> _AIM OF THE TASK_: The listing below is the input. Say how many of its lines contain "JSON", giving the number alone.

> _ENTRIES_:
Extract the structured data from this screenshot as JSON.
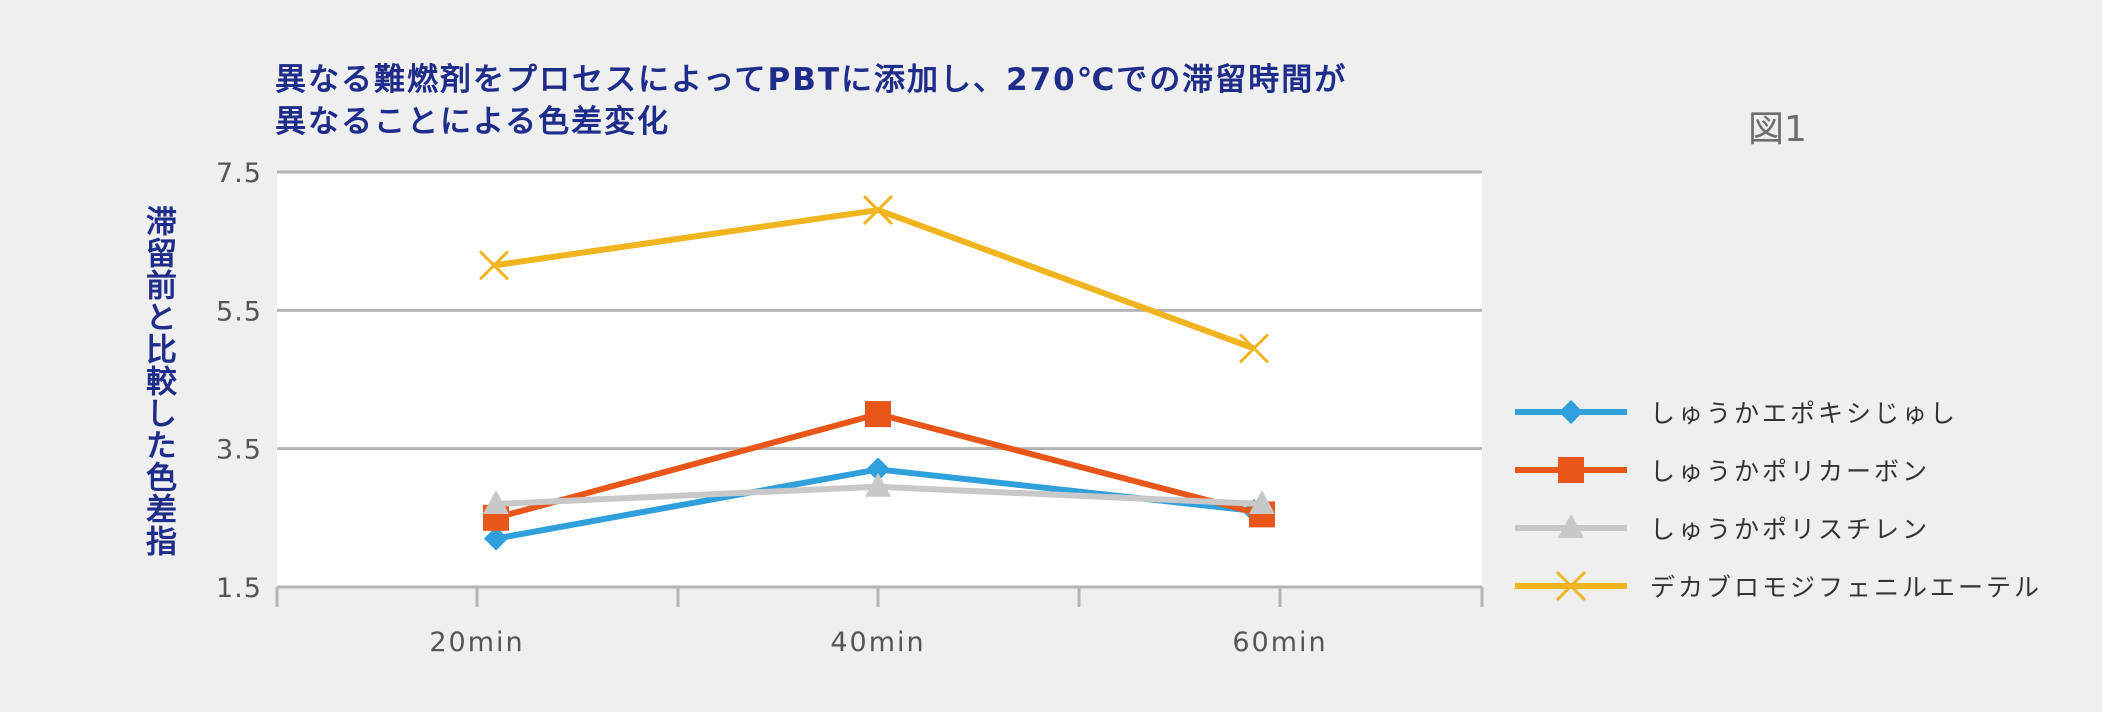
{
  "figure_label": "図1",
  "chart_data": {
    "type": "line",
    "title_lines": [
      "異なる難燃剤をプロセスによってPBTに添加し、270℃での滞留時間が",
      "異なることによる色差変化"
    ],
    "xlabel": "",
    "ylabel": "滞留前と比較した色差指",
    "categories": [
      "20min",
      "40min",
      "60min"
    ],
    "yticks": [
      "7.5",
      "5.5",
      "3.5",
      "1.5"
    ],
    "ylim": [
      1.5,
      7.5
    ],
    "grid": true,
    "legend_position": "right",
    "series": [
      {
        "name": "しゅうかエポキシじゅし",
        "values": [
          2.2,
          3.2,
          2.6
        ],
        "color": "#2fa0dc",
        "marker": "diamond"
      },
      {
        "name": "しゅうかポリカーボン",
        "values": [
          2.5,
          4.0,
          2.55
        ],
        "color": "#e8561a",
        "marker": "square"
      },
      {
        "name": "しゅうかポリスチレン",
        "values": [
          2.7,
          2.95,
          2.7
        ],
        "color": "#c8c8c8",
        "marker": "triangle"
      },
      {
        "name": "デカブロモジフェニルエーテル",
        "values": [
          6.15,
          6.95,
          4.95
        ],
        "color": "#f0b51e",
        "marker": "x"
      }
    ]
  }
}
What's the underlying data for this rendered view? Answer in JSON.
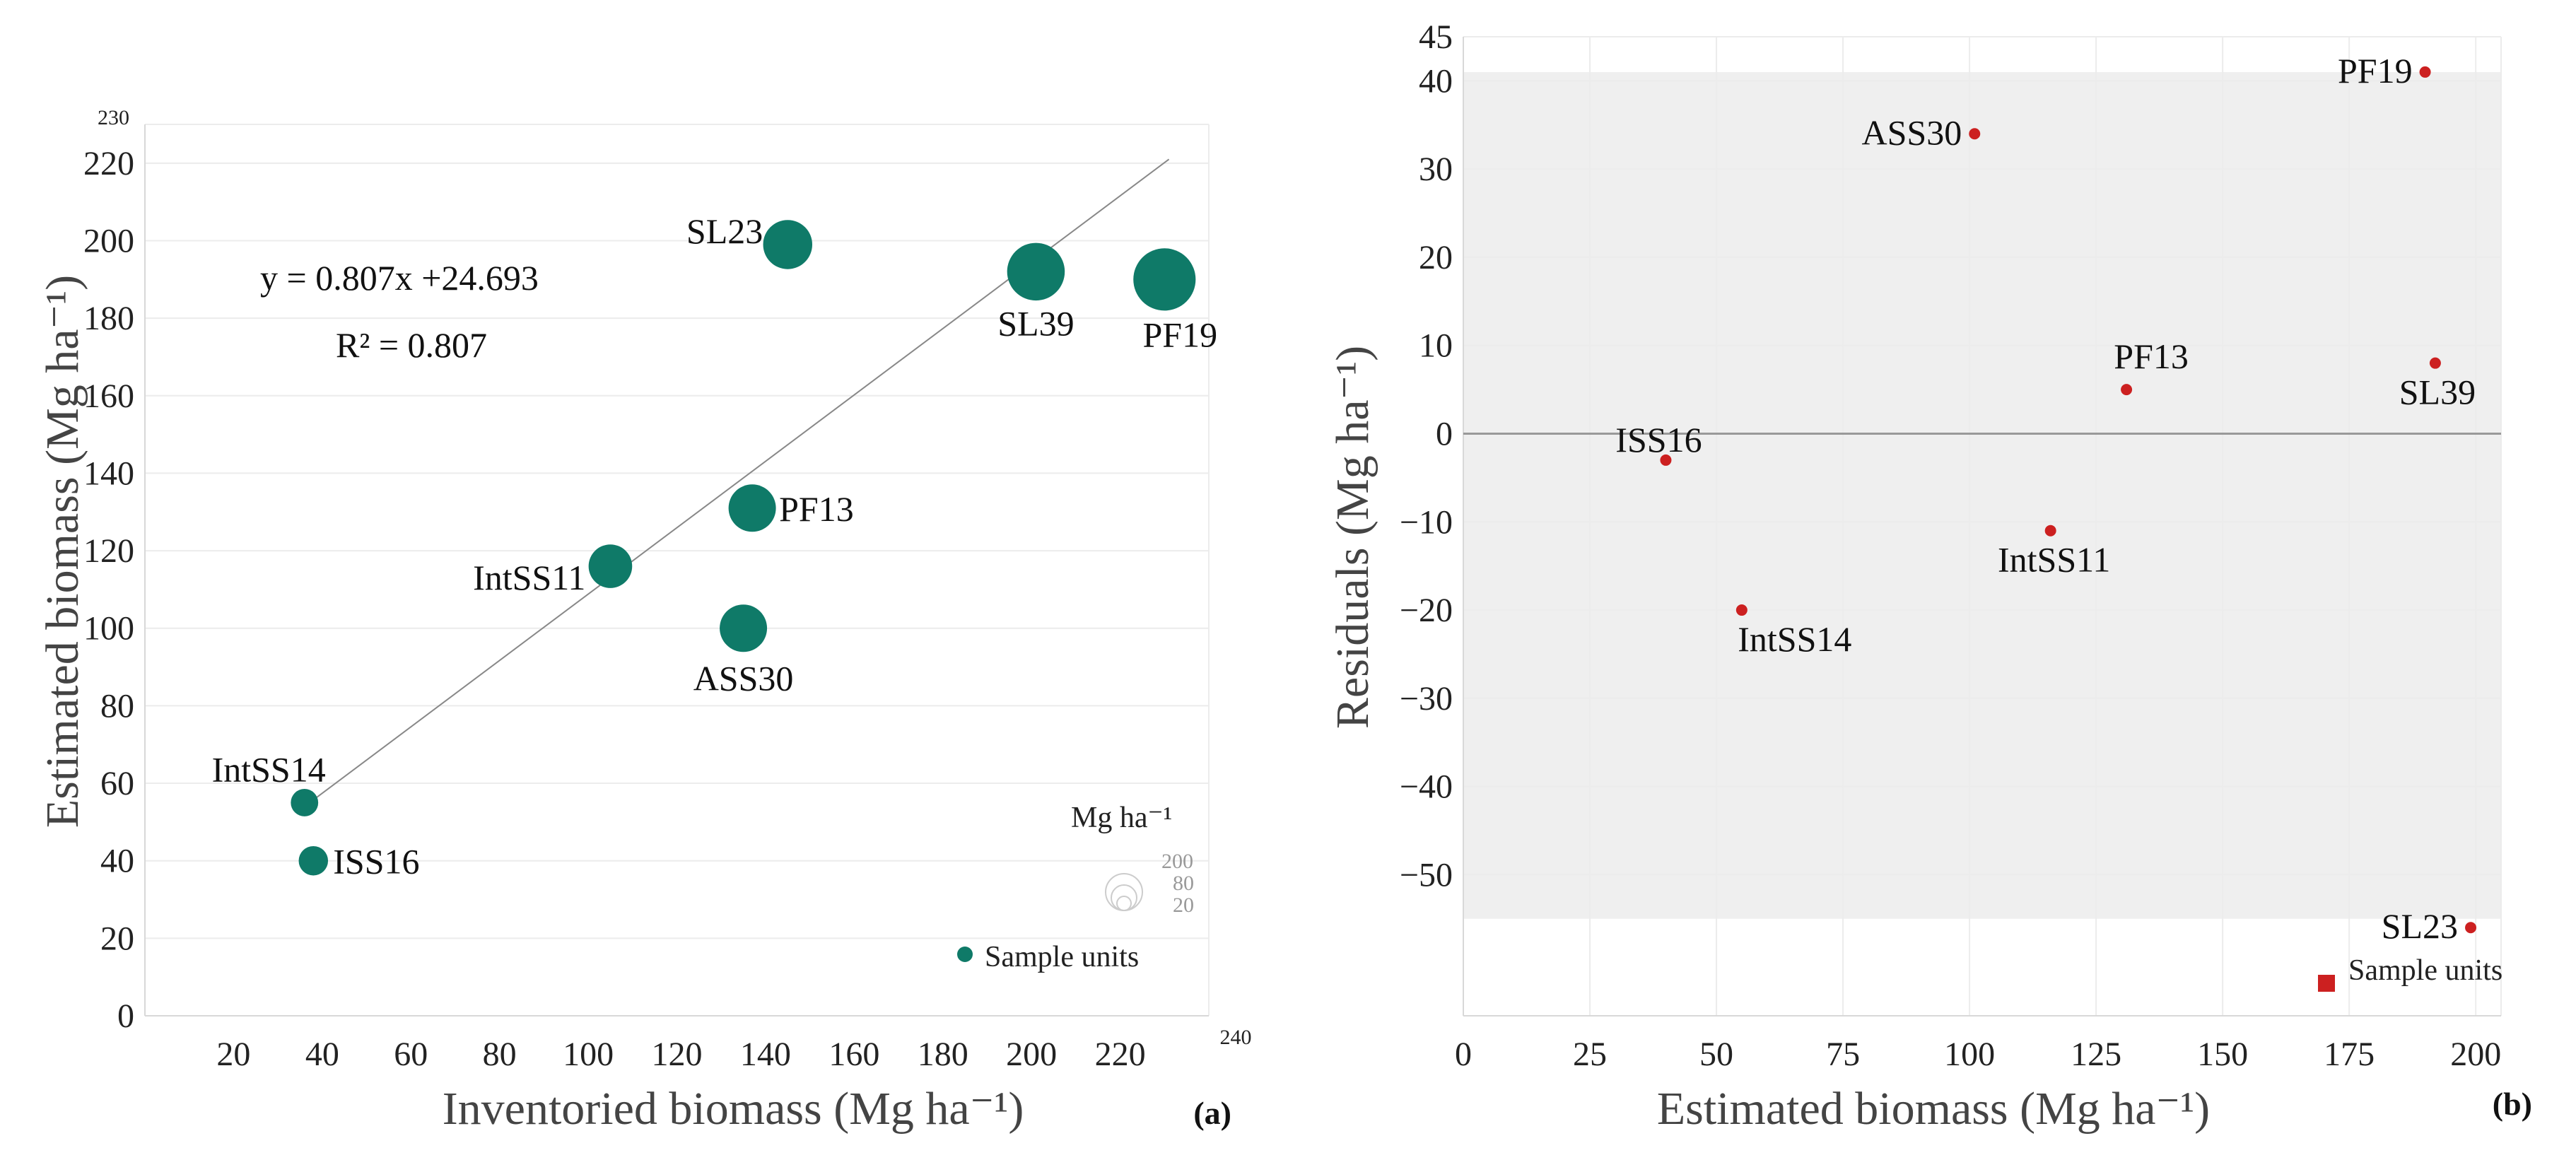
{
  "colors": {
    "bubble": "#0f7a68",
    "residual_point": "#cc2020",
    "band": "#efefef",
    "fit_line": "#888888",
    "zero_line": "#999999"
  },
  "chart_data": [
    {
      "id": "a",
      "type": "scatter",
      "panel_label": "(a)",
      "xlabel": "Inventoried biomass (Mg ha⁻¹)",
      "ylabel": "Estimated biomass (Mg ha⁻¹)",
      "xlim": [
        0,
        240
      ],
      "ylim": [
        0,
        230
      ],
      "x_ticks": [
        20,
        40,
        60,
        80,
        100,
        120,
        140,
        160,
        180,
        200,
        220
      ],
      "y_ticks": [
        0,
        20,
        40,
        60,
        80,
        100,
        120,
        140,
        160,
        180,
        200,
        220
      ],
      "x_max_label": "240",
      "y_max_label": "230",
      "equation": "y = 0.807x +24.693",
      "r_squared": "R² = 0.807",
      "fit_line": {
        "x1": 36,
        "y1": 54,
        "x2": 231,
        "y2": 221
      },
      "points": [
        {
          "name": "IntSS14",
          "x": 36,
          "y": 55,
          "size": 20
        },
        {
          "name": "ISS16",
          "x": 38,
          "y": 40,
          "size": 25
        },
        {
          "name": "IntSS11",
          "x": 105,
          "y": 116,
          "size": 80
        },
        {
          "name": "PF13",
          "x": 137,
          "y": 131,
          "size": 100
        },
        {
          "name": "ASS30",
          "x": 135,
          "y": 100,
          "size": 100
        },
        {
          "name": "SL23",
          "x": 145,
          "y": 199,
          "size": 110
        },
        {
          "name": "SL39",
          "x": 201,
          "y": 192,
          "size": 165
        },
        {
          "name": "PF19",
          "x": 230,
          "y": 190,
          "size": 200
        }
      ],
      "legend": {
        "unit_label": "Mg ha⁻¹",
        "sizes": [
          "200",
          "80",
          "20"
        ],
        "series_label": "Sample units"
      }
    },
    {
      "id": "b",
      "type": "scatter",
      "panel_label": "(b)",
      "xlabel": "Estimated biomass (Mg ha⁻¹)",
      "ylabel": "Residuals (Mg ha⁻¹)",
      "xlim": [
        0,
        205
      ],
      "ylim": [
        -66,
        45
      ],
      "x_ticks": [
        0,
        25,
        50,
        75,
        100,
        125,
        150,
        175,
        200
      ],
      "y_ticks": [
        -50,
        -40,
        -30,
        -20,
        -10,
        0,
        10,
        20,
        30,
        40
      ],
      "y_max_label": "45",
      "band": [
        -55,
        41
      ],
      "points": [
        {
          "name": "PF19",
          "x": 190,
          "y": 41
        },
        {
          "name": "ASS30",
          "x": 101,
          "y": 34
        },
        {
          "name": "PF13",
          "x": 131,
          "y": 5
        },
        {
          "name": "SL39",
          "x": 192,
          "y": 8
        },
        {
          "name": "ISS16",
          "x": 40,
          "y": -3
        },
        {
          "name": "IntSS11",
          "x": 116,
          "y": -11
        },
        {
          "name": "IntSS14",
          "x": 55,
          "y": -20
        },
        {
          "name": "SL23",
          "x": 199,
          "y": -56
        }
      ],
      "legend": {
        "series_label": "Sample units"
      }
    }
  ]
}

> _RESULT OF THE TASK_: 2